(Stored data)
· · ·

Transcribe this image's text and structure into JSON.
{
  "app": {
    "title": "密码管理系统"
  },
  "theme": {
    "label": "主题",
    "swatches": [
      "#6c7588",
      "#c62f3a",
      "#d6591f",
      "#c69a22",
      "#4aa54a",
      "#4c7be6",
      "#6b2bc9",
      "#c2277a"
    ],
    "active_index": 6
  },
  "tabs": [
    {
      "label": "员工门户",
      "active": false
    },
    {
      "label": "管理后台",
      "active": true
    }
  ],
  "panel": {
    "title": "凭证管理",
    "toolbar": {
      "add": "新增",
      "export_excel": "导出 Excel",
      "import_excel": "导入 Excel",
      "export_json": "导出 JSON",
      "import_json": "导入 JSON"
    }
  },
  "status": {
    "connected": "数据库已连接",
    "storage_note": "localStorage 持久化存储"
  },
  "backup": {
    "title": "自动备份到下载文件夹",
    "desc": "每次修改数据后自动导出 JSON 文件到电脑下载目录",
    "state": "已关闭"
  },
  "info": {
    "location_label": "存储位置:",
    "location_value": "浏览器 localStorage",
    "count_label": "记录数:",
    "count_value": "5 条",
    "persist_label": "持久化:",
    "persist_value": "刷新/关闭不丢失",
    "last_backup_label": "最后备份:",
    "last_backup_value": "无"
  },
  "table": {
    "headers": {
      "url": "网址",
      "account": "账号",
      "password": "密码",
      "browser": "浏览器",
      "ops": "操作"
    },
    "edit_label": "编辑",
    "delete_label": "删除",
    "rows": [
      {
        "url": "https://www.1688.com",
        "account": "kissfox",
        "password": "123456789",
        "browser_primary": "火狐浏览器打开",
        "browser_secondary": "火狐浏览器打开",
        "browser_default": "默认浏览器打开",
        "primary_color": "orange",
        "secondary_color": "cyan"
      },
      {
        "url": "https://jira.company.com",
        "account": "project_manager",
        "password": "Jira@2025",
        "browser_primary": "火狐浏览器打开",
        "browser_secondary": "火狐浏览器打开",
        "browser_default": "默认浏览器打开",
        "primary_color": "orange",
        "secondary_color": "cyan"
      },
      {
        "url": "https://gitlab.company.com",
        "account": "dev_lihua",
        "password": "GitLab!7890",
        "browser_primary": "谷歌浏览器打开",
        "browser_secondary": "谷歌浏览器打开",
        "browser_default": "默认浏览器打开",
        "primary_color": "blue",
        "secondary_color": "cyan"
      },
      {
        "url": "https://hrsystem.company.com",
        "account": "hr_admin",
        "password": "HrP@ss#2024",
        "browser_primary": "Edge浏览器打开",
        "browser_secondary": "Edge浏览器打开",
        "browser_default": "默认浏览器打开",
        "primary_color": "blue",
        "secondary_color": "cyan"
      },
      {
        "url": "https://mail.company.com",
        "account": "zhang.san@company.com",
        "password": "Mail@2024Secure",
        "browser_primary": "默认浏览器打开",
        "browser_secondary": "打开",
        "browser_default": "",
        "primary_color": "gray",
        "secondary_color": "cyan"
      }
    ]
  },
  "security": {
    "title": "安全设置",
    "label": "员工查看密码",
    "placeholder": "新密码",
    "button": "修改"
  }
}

· · ·

**Task directions:**
Return each entry from above without altering a single character.

**Completed exercise:**
Transcribe this image's text and structure into JSON.
{
  "app": {
    "title": "密码管理系统"
  },
  "theme": {
    "label": "主题",
    "swatches": [
      "#6c7588",
      "#c62f3a",
      "#d6591f",
      "#c69a22",
      "#4aa54a",
      "#4c7be6",
      "#6b2bc9",
      "#c2277a"
    ],
    "active_index": 6
  },
  "tabs": [
    {
      "label": "员工门户",
      "active": false
    },
    {
      "label": "管理后台",
      "active": true
    }
  ],
  "panel": {
    "title": "凭证管理",
    "toolbar": {
      "add": "新增",
      "export_excel": "导出 Excel",
      "import_excel": "导入 Excel",
      "export_json": "导出 JSON",
      "import_json": "导入 JSON"
    }
  },
  "status": {
    "connected": "数据库已连接",
    "storage_note": "localStorage 持久化存储"
  },
  "backup": {
    "title": "自动备份到下载文件夹",
    "desc": "每次修改数据后自动导出 JSON 文件到电脑下载目录",
    "state": "已关闭"
  },
  "info": {
    "location_label": "存储位置:",
    "location_value": "浏览器 localStorage",
    "count_label": "记录数:",
    "count_value": "5 条",
    "persist_label": "持久化:",
    "persist_value": "刷新/关闭不丢失",
    "last_backup_label": "最后备份:",
    "last_backup_value": "无"
  },
  "table": {
    "headers": {
      "url": "网址",
      "account": "账号",
      "password": "密码",
      "browser": "浏览器",
      "ops": "操作"
    },
    "edit_label": "编辑",
    "delete_label": "删除",
    "rows": [
      {
        "url": "https://www.1688.com",
        "account": "kissfox",
        "password": "123456789",
        "browser_primary": "火狐浏览器打开",
        "browser_secondary": "火狐浏览器打开",
        "browser_default": "默认浏览器打开",
        "primary_color": "orange",
        "secondary_color": "cyan"
      },
      {
        "url": "https://jira.company.com",
        "account": "project_manager",
        "password": "Jira@2025",
        "browser_primary": "火狐浏览器打开",
        "browser_secondary": "火狐浏览器打开",
        "browser_default": "默认浏览器打开",
        "primary_color": "orange",
        "secondary_color": "cyan"
      },
      {
        "url": "https://gitlab.company.com",
        "account": "dev_lihua",
        "password": "GitLab!7890",
        "browser_primary": "谷歌浏览器打开",
        "browser_secondary": "谷歌浏览器打开",
        "browser_default": "默认浏览器打开",
        "primary_color": "blue",
        "secondary_color": "cyan"
      },
      {
        "url": "https://hrsystem.company.com",
        "account": "hr_admin",
        "password": "HrP@ss#2024",
        "browser_primary": "Edge浏览器打开",
        "browser_secondary": "Edge浏览器打开",
        "browser_default": "默认浏览器打开",
        "primary_color": "blue",
        "secondary_color": "cyan"
      },
      {
        "url": "https://mail.company.com",
        "account": "zhang.san@company.com",
        "password": "Mail@2024Secure",
        "browser_primary": "默认浏览器打开",
        "browser_secondary": "打开",
        "browser_default": "",
        "primary_color": "gray",
        "secondary_color": "cyan"
      }
    ]
  },
  "security": {
    "title": "安全设置",
    "label": "员工查看密码",
    "placeholder": "新密码",
    "button": "修改"
  }
}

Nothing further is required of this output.